* **Task prompt**
Find the word "Scotland" in the records below. List each line containing it.

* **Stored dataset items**
◇ ◇ ◇ ◇ ◇
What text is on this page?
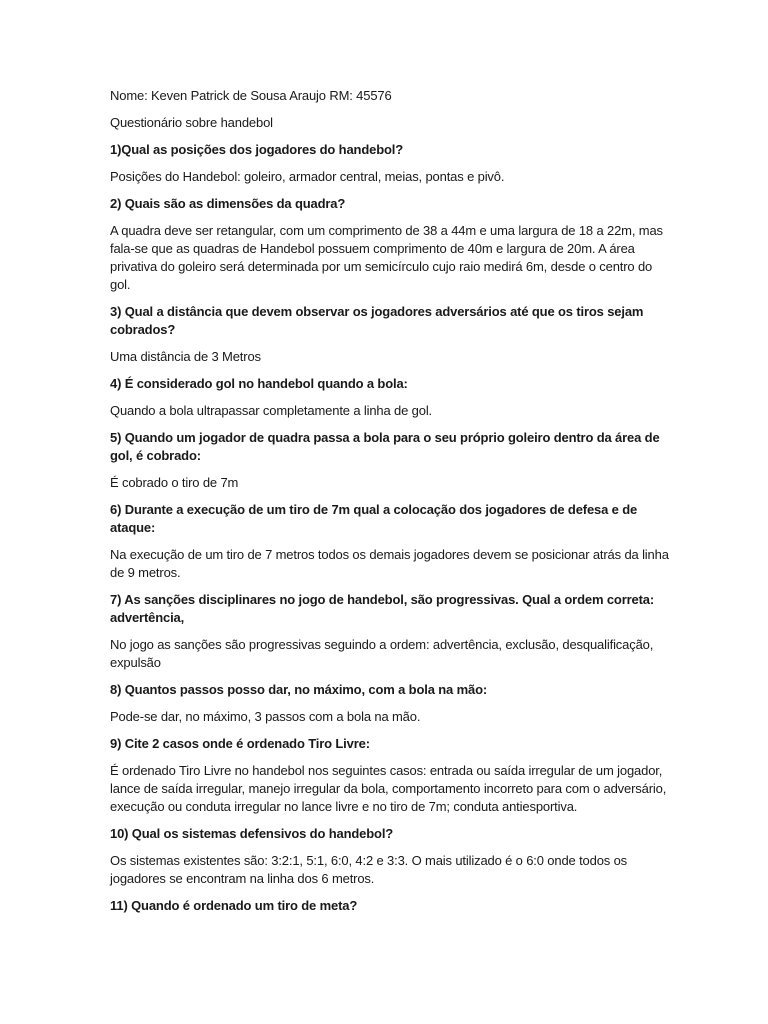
Nome: Keven Patrick de Sousa Araujo RM: 45576

Questionário sobre handebol

1)Qual as posições dos jogadores do handebol?

Posições do Handebol: goleiro, armador central, meias, pontas e pivô.

2) Quais são as dimensões da quadra?

A quadra deve ser retangular, com um comprimento de 38 a 44m e uma largura de 18 a 22m, mas fala-se que as quadras de Handebol possuem comprimento de 40m e largura de 20m. A área privativa do goleiro será determinada por um semicírculo cujo raio medirá 6m, desde o centro do gol.

3) Qual a distância que devem observar os jogadores adversários até que os tiros sejam cobrados?

Uma distância de 3 Metros

4) É considerado gol no handebol quando a bola:

Quando a bola ultrapassar completamente a linha de gol.

5) Quando um jogador de quadra passa a bola para o seu próprio goleiro dentro da área de gol, é cobrado:

É cobrado o tiro de 7m

6) Durante a execução de um tiro de 7m qual a colocação dos jogadores de defesa e de ataque:

Na execução de um tiro de 7 metros todos os demais jogadores devem se posicionar atrás da linha de 9 metros.

7) As sanções disciplinares no jogo de handebol, são progressivas. Qual a ordem correta: advertência,

No jogo as sanções são progressivas seguindo a ordem: advertência, exclusão, desqualificação, expulsão

8) Quantos passos posso dar, no máximo, com a bola na mão:

Pode-se dar, no máximo, 3 passos com a bola na mão.

9) Cite 2 casos onde é ordenado Tiro Livre:

É ordenado Tiro Livre no handebol nos seguintes casos: entrada ou saída irregular de um jogador, lance de saída irregular, manejo irregular da bola, comportamento incorreto para com o adversário, execução ou conduta irregular no lance livre e no tiro de 7m; conduta antiesportiva.

10) Qual os sistemas defensivos do handebol?

Os sistemas existentes são: 3:2:1, 5:1, 6:0, 4:2 e 3:3. O mais utilizado é o 6:0 onde todos os jogadores se encontram na linha dos 6 metros.

11) Quando é ordenado um tiro de meta?
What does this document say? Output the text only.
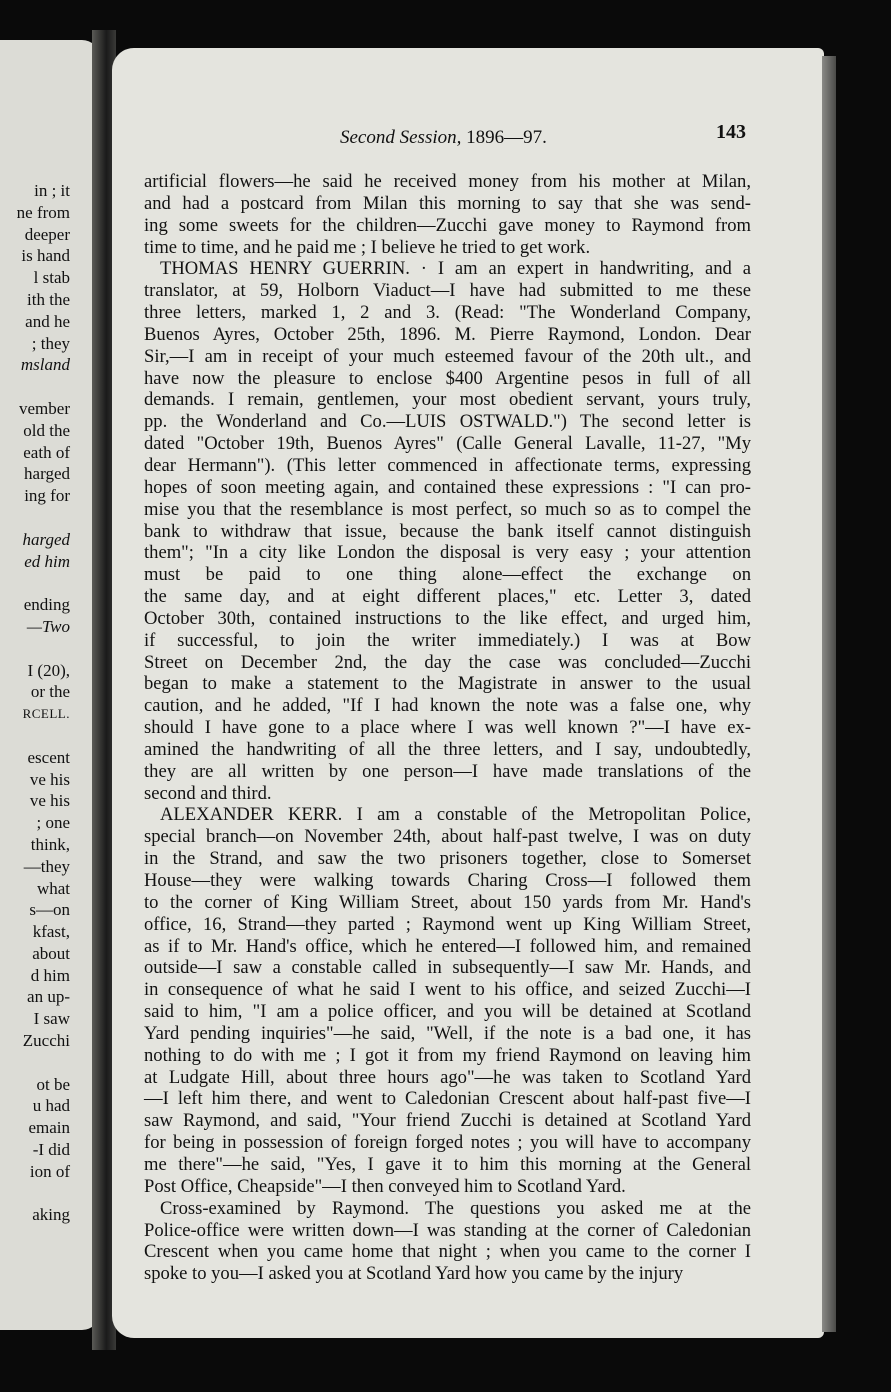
in ; it
ne from
deeper
is hand
l stab
ith the
and he
; they
msland
vember
old the
eath of
harged
ing for
harged
ed him
ending
—Two
I (20),
or the
RCELL.
escent
ve his
ve his
; one
think,
—they
what
s—on
kfast,
about
d him
an up-
I saw
Zucchi
ot be
u had
emain
-I did
ion of
aking
Second Session, 1896—97.	143
artificial flowers—he said he received money from his mother at Milan,
and had a postcard from Milan this morning to say that she was send-
ing some sweets for the children—Zucchi gave money to Raymond from
time to time, and he paid me ; I believe he tried to get work.
THOMAS HENRY GUERRIN. · I am an expert in handwriting, and a
translator, at 59, Holborn Viaduct—I have had submitted to me these
three letters, marked 1, 2 and 3. (Read: "The Wonderland Company,
Buenos Ayres, October 25th, 1896. M. Pierre Raymond, London. Dear
Sir,—I am in receipt of your much esteemed favour of the 20th ult., and
have now the pleasure to enclose $400 Argentine pesos in full of all
demands. I remain, gentlemen, your most obedient servant, yours truly,
pp. the Wonderland and Co.—LUIS OSTWALD.") The second letter is
dated "October 19th, Buenos Ayres" (Calle General Lavalle, 11-27, "My
dear Hermann"). (This letter commenced in affectionate terms, expressing
hopes of soon meeting again, and contained these expressions : "I can pro-
mise you that the resemblance is most perfect, so much so as to compel the
bank to withdraw that issue, because the bank itself cannot distinguish
them"; "In a city like London the disposal is very easy ; your attention
must be paid to one thing alone—effect the exchange on
the same day, and at eight different places," etc. Letter 3, dated
October 30th, contained instructions to the like effect, and urged him,
if successful, to join the writer immediately.) I was at Bow
Street on December 2nd, the day the case was concluded—Zucchi
began to make a statement to the Magistrate in answer to the usual
caution, and he added, "If I had known the note was a false one, why
should I have gone to a place where I was well known ?"—I have ex-
amined the handwriting of all the three letters, and I say, undoubtedly,
they are all written by one person—I have made translations of the
second and third.
ALEXANDER KERR. I am a constable of the Metropolitan Police,
special branch—on November 24th, about half-past twelve, I was on duty
in the Strand, and saw the two prisoners together, close to Somerset
House—they were walking towards Charing Cross—I followed them
to the corner of King William Street, about 150 yards from Mr. Hand's
office, 16, Strand—they parted ; Raymond went up King William Street,
as if to Mr. Hand's office, which he entered—I followed him, and remained
outside—I saw a constable called in subsequently—I saw Mr. Hands, and
in consequence of what he said I went to his office, and seized Zucchi—I
said to him, "I am a police officer, and you will be detained at Scotland
Yard pending inquiries"—he said, "Well, if the note is a bad one, it has
nothing to do with me ; I got it from my friend Raymond on leaving him
at Ludgate Hill, about three hours ago"—he was taken to Scotland Yard
—I left him there, and went to Caledonian Crescent about half-past five—I
saw Raymond, and said, "Your friend Zucchi is detained at Scotland Yard
for being in possession of foreign forged notes ; you will have to accompany
me there"—he said, "Yes, I gave it to him this morning at the General
Post Office, Cheapside"—I then conveyed him to Scotland Yard.
Cross-examined by Raymond. The questions you asked me at the
Police-office were written down—I was standing at the corner of Caledonian
Crescent when you came home that night ; when you came to the corner I
spoke to you—I asked you at Scotland Yard how you came by the injury
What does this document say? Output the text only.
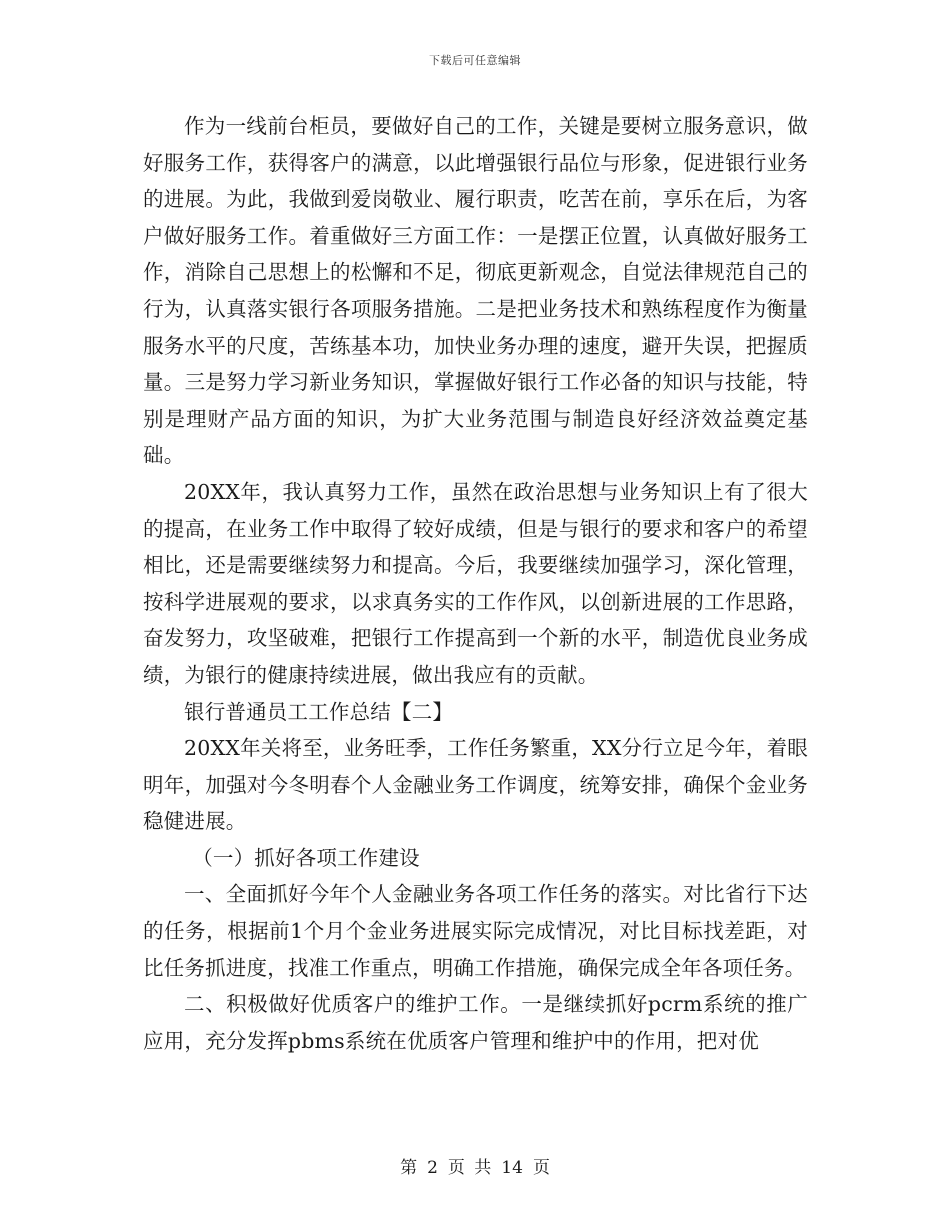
下载后可任意编辑

作为一线前台柜员，要做好自己的工作，关键是要树立服务意识，做好服务工作，获得客户的满意，以此增强银行品位与形象，促进银行业务的进展。为此，我做到爱岗敬业、履行职责，吃苦在前，享乐在后，为客户做好服务工作。着重做好三方面工作：一是摆正位置，认真做好服务工作，消除自己思想上的松懈和不足，彻底更新观念，自觉法律规范自己的行为，认真落实银行各项服务措施。二是把业务技术和熟练程度作为衡量服务水平的尺度，苦练基本功，加快业务办理的速度，避开失误，把握质量。三是努力学习新业务知识，掌握做好银行工作必备的知识与技能，特别是理财产品方面的知识，为扩大业务范围与制造良好经济效益奠定基础。

20XX年，我认真努力工作，虽然在政治思想与业务知识上有了很大的提高，在业务工作中取得了较好成绩，但是与银行的要求和客户的希望相比，还是需要继续努力和提高。今后，我要继续加强学习，深化管理，按科学进展观的要求，以求真务实的工作作风，以创新进展的工作思路，奋发努力，攻坚破难，把银行工作提高到一个新的水平，制造优良业务成绩，为银行的健康持续进展，做出我应有的贡献。

银行普通员工工作总结【二】

20XX年关将至，业务旺季，工作任务繁重，XX分行立足今年，着眼明年，加强对今冬明春个人金融业务工作调度，统筹安排，确保个金业务稳健进展。

（一）抓好各项工作建设

一、全面抓好今年个人金融业务各项工作任务的落实。对比省行下达的任务，根据前1个月个金业务进展实际完成情况，对比目标找差距，对比任务抓进度，找准工作重点，明确工作措施，确保完成全年各项任务。

二、积极做好优质客户的维护工作。一是继续抓好pcrm系统的推广应用，充分发挥pbms系统在优质客户管理和维护中的作用，把对优

第 2 页 共 14 页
◇ ◇ ◇ ◇ ◇
* **Output for this task**
said to him, "I am a police officer, and you will be detained at Scotland
at Ludgate Hill, about three hours ago"—he was taken to Scotland Yard
saw Raymond, and said, "Your friend Zucchi is detained at Scotland Yard
Post Office, Cheapside"—I then conveyed him to Scotland Yard.
spoke to you—I asked you at Scotland Yard how you came by the injury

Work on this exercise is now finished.